--- Start ---
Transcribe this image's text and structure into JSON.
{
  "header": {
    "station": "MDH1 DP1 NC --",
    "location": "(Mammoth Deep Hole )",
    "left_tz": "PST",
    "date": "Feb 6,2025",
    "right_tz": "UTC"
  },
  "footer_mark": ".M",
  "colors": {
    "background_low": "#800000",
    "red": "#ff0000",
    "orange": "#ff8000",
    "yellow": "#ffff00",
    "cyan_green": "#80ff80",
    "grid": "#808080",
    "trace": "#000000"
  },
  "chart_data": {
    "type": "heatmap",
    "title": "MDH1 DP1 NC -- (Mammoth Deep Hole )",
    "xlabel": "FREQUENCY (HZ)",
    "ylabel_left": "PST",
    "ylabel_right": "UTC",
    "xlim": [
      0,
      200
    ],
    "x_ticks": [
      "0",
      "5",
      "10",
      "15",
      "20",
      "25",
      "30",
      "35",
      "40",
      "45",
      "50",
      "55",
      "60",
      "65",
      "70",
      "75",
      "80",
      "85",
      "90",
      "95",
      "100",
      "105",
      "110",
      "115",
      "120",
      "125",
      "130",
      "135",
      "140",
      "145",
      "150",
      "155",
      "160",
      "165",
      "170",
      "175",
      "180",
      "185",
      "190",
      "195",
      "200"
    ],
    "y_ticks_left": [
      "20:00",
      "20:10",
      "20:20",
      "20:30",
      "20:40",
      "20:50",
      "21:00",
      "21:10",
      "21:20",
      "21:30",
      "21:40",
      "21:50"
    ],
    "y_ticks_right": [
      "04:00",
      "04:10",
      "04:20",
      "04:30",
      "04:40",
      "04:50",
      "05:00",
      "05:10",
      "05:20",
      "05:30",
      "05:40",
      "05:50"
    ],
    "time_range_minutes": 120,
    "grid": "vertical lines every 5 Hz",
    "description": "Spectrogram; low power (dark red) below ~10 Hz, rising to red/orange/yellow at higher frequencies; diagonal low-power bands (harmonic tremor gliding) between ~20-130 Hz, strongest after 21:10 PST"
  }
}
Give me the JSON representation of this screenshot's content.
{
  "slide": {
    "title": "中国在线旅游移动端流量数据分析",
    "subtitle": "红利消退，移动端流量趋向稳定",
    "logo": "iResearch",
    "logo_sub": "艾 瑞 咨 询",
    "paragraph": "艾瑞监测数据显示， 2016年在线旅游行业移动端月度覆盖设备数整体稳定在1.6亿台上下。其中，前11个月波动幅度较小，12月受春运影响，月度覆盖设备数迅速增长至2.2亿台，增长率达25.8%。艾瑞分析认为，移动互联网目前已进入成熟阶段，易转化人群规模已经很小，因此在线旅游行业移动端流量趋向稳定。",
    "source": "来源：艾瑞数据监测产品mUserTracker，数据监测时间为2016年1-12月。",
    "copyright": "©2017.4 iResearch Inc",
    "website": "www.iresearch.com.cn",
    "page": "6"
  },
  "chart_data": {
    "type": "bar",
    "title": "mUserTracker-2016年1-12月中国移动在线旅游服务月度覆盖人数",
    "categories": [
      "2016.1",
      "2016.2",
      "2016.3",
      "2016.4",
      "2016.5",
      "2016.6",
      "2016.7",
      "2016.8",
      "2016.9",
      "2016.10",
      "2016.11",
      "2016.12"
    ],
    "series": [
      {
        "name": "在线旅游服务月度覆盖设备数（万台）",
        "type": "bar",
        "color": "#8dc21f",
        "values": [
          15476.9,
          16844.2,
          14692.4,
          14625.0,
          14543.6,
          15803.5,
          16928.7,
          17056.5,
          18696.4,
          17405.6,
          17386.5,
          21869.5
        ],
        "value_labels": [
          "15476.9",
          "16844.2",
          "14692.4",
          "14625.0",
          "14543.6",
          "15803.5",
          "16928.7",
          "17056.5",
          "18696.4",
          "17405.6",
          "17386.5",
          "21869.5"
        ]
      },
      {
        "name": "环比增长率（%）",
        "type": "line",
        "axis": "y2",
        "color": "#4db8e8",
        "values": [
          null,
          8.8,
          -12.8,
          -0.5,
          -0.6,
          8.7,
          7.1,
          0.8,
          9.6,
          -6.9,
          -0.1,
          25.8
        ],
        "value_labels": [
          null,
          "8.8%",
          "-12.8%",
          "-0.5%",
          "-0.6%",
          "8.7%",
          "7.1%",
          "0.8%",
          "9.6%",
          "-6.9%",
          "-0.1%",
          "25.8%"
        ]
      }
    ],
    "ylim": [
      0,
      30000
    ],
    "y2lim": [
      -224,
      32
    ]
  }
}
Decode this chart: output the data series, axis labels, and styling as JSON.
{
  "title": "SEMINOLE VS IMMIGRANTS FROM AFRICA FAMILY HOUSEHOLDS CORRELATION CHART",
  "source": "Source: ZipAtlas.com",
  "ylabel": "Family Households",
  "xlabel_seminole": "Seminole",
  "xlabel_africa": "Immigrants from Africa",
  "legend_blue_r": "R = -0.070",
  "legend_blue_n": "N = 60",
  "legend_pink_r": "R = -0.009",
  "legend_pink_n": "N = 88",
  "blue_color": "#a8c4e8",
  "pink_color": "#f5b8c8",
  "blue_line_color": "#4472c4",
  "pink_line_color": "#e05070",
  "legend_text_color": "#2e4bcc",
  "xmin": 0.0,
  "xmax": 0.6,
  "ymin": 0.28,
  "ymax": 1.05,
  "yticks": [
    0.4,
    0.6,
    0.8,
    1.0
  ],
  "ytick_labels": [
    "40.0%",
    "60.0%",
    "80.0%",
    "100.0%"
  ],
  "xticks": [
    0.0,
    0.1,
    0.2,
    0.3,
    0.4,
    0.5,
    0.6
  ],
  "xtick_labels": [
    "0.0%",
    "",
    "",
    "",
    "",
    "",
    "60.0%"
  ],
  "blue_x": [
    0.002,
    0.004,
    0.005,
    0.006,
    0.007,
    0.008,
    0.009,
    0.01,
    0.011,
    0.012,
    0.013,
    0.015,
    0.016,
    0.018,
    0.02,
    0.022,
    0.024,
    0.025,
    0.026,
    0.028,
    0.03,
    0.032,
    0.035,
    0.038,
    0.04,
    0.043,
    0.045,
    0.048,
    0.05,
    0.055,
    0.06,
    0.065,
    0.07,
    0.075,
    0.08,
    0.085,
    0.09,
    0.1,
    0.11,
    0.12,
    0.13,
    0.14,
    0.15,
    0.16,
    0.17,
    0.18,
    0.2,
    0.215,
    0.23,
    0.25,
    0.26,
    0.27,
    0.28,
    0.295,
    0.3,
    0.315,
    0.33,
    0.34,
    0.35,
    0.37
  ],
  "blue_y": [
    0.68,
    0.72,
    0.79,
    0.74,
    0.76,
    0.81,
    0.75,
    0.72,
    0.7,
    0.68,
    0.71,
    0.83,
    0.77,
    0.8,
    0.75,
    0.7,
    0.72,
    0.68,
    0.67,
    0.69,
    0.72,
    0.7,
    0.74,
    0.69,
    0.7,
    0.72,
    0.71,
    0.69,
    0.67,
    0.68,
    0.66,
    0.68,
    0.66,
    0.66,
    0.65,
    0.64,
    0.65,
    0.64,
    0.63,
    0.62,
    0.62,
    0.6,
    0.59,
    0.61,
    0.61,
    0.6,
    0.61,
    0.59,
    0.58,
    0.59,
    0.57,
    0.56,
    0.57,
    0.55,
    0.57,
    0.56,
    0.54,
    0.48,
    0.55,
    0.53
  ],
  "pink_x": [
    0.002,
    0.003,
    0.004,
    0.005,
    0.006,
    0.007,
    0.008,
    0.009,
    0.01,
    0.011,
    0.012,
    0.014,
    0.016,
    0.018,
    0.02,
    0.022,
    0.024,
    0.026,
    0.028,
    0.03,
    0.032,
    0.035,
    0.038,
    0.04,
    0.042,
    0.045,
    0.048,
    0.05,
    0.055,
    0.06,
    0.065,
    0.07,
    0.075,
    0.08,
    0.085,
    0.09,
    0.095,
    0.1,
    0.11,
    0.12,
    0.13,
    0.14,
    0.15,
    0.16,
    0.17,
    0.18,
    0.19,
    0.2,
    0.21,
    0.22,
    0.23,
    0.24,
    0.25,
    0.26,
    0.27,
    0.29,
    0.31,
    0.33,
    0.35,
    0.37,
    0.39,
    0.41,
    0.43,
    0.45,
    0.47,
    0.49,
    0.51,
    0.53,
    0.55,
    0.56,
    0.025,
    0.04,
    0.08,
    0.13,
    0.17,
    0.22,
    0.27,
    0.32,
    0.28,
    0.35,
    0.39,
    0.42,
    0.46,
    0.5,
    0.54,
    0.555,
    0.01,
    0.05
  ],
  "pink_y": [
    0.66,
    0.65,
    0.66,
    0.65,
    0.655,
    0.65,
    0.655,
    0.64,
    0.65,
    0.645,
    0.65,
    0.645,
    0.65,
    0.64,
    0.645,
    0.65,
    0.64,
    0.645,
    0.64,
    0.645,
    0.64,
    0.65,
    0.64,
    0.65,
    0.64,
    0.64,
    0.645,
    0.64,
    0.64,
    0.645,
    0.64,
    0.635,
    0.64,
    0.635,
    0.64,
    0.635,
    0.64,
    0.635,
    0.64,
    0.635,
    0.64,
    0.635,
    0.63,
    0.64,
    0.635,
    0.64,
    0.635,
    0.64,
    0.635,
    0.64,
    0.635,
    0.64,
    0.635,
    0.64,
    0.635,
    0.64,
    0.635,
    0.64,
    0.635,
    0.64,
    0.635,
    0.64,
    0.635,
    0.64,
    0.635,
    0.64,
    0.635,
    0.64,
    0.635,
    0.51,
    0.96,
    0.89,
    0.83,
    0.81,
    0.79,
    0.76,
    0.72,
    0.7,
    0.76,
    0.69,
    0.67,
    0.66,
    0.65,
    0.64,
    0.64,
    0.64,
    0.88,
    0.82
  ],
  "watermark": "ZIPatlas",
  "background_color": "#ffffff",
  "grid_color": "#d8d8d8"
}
--- End ---
From the data, list each line in which the string "JSON" appears.

*CORRECT ANSWER*:
Transcribe this image's text and structure into JSON.
Give me the JSON representation of this screenshot's content.
Decode this chart: output the data series, axis labels, and styling as JSON.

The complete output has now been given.